## EXERCISE PASSAGE

DeepSeek: Innovation with Open Source Software

Elise Racine / Better Images of AI / Morning View / CC-BY 4.0

As I write this post, the newspaper headlines are focused on the record decline in value of tech shares, especially chip manufacturer Nvidia, following the release of the Open Source DeepSeek Large Language Model and platform.

Most of the extensive news coverage has focused on the tech business and the likelihood that it represents a bubble, especially for the Generative AI companies, OpenAi, Anthrpopic Google and the like. The other ,main focus has been geopolitical, with China having caught up with the USA in AI development.

For education, DeepSeek can be seen as good news. The domination of Generative AI by large tech companies has priced out public sector EdTech development. Here the big news is that DeepSeek is open source, freely available on the HuggingFace platform. The company is purely focused on research rather than commercial products – the DeepSeek assistant and underlying code can be downloaded for free, while DeepSeek’s models are also cheaper to operate than OpenAI’s o1.

As the Guardian newspaper reports, Dr Andrew Duncan, the director of science & innovation at the UK’s Alan Turing Institute, said the DeepSeek development was “really exciting” because it “democratised access” to advanced AI models by being an open source developer, meaning it makes its models freely available – a path also followed by Mark Zuckerberg’s Meta with its Llama model.
“Academia and the private sector will be able to play around and explore with it and use it as a launching,” he said.

Duncan added: “It demonstrates that you can do amazing things with relatively small models and resources. It shows that you can innovate without having the massive resources, say, of OpenAI.”
Its interesting to hear the motivation put forward by DeepSeek CEO, for open source. As Alberto Romero has written in his Algorithmic Bridge newsletter, in a rare interview for AnYong Waves, a Chinese media outlet, DeepSeek CEO Liang Wenfeng emphasized innovation as the cornerstone of his ambitious vision:

we believe the most important thing now is to participate in the global innovation wave. For many years, Chinese companies are used to others doing technological innovation, while we focused on application monetization—but this isn’t inevitable. In this wave, our starting point is not to take advantage of the opportunity to make a quick profit, but rather to reach the technical frontier and drive the development of the entire ecosystem.

DeepSeek has developed a completely different approach to the big tech companies who have focused on ever increasing use of hardware to scale Large language Models. And is so doing they have greatly reduced both the financial and the environmental cost of developing such technologies. This may well be a vindication of the policy of prioritising educational spending in China. Romero point out startups and universities can train top AI models and world-class human talent respectively in China. He says “DeepSeek—contrary to Google, OpenAI, and Anthropic—publishes a lot of papers on frontier research, architectures, training regimes, technical decisions, innovative approaches to AI, and even things that didn’t work.”

## TASKS TO PERFORM
(1) According to the DeepSeek post, on which platform is DeepSeek freely available?
(2) Copy out everything in the DeepSeek post from "Its interesting to" down to "the entire ecosystem.", changing nothing.

## RECORDS SUPPLIED
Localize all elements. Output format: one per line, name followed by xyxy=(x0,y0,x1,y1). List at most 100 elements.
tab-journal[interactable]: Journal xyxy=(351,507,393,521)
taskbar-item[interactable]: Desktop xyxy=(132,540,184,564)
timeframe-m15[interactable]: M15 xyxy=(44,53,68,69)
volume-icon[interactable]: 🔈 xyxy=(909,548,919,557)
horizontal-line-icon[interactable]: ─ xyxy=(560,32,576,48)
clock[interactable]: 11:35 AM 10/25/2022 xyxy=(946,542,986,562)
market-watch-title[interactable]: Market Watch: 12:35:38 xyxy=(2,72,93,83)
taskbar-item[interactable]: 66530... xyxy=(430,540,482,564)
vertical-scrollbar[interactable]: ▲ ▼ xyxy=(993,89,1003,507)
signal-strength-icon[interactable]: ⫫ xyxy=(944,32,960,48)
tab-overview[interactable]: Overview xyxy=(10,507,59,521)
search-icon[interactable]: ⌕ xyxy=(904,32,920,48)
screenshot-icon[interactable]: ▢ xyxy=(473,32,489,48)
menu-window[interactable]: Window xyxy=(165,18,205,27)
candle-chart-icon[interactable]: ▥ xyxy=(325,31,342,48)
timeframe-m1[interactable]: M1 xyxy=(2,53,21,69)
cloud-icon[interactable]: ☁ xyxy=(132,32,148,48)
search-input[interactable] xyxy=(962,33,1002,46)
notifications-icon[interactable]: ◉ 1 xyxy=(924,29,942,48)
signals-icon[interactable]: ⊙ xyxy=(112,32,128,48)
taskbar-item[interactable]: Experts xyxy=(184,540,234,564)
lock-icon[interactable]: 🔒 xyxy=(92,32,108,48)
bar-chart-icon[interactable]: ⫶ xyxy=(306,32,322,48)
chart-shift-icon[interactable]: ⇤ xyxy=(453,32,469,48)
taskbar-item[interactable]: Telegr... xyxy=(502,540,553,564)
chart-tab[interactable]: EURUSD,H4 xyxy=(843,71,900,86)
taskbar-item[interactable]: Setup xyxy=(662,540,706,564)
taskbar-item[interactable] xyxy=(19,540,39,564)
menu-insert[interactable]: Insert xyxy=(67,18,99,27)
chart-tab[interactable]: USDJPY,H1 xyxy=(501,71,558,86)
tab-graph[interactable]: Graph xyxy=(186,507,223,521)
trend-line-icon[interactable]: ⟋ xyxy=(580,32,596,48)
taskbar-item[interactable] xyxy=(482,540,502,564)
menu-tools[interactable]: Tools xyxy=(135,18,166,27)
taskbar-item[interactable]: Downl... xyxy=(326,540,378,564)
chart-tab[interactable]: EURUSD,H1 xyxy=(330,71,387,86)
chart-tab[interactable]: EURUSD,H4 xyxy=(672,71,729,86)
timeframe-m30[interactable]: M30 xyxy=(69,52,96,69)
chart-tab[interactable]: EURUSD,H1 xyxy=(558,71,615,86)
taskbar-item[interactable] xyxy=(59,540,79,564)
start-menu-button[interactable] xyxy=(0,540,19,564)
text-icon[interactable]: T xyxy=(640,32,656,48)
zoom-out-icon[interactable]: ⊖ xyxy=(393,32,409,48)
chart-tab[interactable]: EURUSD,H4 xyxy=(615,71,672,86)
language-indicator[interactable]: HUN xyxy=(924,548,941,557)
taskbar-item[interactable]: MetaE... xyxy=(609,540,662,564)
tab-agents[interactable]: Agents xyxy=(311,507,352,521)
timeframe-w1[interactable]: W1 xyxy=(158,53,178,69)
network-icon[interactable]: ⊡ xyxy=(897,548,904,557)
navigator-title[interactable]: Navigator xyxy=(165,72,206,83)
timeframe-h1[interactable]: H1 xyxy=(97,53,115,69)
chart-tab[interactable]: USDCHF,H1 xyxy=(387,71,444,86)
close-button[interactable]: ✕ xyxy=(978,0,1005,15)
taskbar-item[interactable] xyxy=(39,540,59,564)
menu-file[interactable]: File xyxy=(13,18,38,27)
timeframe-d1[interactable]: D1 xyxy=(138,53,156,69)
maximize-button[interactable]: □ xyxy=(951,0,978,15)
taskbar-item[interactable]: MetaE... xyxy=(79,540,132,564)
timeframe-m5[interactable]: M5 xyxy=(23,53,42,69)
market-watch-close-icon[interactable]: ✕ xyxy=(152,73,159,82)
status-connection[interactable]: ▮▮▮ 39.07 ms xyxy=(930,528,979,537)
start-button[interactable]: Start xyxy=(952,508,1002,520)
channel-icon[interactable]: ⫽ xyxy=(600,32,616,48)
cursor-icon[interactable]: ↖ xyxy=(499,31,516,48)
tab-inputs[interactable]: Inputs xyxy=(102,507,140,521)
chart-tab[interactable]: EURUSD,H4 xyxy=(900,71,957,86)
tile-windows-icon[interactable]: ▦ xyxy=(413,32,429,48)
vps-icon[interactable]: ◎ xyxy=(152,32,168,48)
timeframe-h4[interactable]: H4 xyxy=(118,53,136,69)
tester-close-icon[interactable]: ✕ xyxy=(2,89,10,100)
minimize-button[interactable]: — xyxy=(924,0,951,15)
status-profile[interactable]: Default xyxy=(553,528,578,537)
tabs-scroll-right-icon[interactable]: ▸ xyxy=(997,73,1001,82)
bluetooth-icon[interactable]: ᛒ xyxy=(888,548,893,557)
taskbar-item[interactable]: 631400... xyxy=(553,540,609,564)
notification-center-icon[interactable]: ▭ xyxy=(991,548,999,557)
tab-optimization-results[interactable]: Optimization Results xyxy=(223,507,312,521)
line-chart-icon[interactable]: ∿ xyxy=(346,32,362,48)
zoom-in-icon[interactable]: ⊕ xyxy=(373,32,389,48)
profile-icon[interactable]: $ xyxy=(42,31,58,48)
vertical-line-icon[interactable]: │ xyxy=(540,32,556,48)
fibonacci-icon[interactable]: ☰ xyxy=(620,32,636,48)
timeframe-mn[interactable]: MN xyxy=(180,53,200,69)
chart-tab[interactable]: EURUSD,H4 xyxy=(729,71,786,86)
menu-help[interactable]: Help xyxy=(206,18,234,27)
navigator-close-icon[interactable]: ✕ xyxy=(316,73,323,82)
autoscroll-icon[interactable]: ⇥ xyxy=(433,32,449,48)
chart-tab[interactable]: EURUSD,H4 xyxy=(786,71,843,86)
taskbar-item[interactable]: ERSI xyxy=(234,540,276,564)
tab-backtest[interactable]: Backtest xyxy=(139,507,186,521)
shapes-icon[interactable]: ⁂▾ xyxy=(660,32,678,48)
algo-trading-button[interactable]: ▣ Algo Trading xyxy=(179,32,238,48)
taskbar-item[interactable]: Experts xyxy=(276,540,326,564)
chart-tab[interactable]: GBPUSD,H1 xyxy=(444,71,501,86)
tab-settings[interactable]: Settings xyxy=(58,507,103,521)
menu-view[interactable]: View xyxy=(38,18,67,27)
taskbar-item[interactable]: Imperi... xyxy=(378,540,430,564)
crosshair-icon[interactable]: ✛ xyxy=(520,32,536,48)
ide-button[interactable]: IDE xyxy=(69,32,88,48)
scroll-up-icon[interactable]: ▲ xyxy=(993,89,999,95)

## ANSWERS TO THE EXERCISE
(1) The HuggingFace platform.

(2)
Its interesting to hear the motivation put forward by DeepSeek CEO, for open source. As Alberto Romero has written in his Algorithmic Bridge newsletter, in a rare interview for AnYong Waves, a Chinese media outlet, DeepSeek CEO Liang Wenfeng emphasized innovation as the cornerstone of his ambitious vision:

we believe the most important thing now is to participate in the global innovation wave. For many years, Chinese companies are used to others doing technological innovation, while we focused on application monetization—but this isn’t inevitable. In this wave, our starting point is not to take advantage of the opportunity to make a quick profit, but rather to reach the technical frontier and drive the development of the entire ecosystem.